Problem details: Copy out the records in full, word for word, without pictures.

Recorded data:
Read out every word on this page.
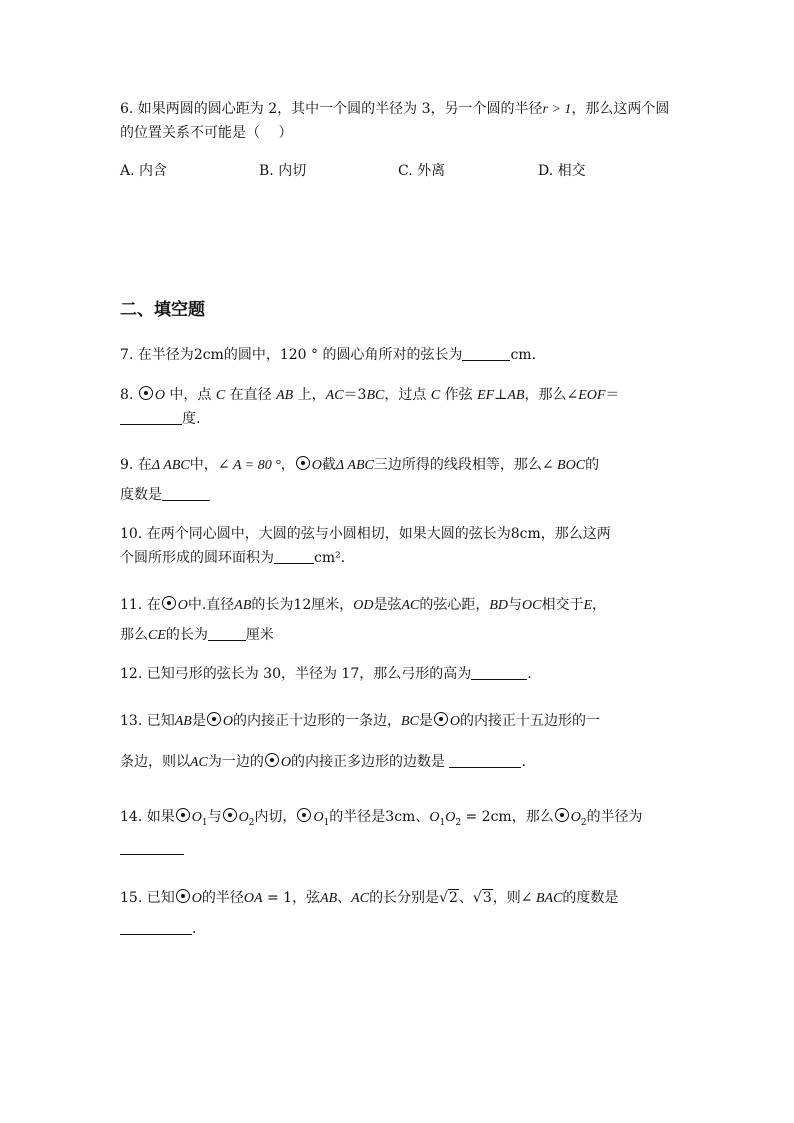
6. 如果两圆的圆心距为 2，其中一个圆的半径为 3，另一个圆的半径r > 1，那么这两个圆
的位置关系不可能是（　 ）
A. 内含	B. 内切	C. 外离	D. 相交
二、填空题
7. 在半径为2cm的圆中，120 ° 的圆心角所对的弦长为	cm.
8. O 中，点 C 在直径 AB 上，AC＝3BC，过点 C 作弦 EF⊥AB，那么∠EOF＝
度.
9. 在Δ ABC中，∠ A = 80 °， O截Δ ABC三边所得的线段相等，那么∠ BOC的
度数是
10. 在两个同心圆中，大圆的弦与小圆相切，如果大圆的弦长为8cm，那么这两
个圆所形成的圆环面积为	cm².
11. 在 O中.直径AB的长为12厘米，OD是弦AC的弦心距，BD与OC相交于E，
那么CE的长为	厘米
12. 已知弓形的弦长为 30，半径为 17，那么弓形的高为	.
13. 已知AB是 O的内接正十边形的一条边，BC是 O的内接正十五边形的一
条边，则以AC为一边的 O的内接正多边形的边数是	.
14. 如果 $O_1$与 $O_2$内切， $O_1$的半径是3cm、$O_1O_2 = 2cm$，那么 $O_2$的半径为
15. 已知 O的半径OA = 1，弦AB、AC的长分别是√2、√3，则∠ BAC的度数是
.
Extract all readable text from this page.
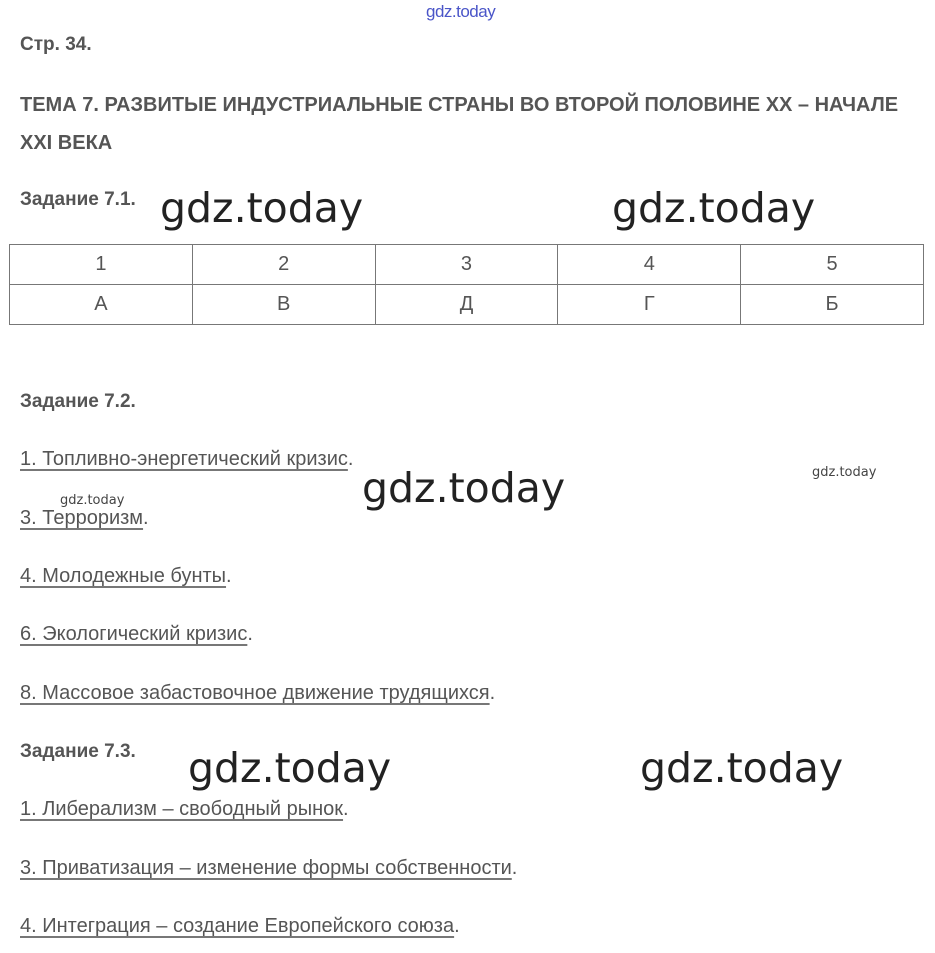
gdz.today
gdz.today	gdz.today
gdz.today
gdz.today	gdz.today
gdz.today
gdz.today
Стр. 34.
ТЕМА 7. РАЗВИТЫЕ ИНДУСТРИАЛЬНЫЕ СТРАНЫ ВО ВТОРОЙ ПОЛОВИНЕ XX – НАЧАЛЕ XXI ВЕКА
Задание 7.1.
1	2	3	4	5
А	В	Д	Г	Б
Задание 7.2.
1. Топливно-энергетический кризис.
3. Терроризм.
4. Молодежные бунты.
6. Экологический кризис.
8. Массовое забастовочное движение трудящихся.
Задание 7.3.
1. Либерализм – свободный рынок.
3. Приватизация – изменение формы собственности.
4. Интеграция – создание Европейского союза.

Answer in full:
Read out every word on this page.
6. 如果两圆的圆心距为 2，其中一个圆的半径为 3，另一个圆的半径r > 1，那么这两个圆
的位置关系不可能是（　 ）
A. 内含	B. 内切	C. 外离	D. 相交
二、填空题
7. 在半径为2cm的圆中，120 ° 的圆心角所对的弦长为	cm.
8. O 中，点 C 在直径 AB 上，AC＝3BC，过点 C 作弦 EF⊥AB，那么∠EOF＝
度.
9. 在Δ ABC中，∠ A = 80 °， O截Δ ABC三边所得的线段相等，那么∠ BOC的
度数是
10. 在两个同心圆中，大圆的弦与小圆相切，如果大圆的弦长为8cm，那么这两
个圆所形成的圆环面积为	cm².
11. 在 O中.直径AB的长为12厘米，OD是弦AC的弦心距，BD与OC相交于E，
那么CE的长为	厘米
12. 已知弓形的弦长为 30，半径为 17，那么弓形的高为	.
13. 已知AB是 O的内接正十边形的一条边，BC是 O的内接正十五边形的一
条边，则以AC为一边的 O的内接正多边形的边数是	.
14. 如果 $O_1$与 $O_2$内切， $O_1$的半径是3cm、$O_1O_2 = 2cm$，那么 $O_2$的半径为
15. 已知 O的半径OA = 1，弦AB、AC的长分别是√2、√3，则∠ BAC的度数是
.
Extract all readable text from this page.
gdz.today
gdz.today	gdz.today
gdz.today
gdz.today	gdz.today
gdz.today
gdz.today
Стр. 34.
ТЕМА 7. РАЗВИТЫЕ ИНДУСТРИАЛЬНЫЕ СТРАНЫ ВО ВТОРОЙ ПОЛОВИНЕ XX – НАЧАЛЕ XXI ВЕКА
Задание 7.1.
1	2	3	4	5
А	В	Д	Г	Б
Задание 7.2.
1. Топливно-энергетический кризис.
3. Терроризм.
4. Молодежные бунты.
6. Экологический кризис.
8. Массовое забастовочное движение трудящихся.
Задание 7.3.
1. Либерализм – свободный рынок.
3. Приватизация – изменение формы собственности.
4. Интеграция – создание Европейского союза.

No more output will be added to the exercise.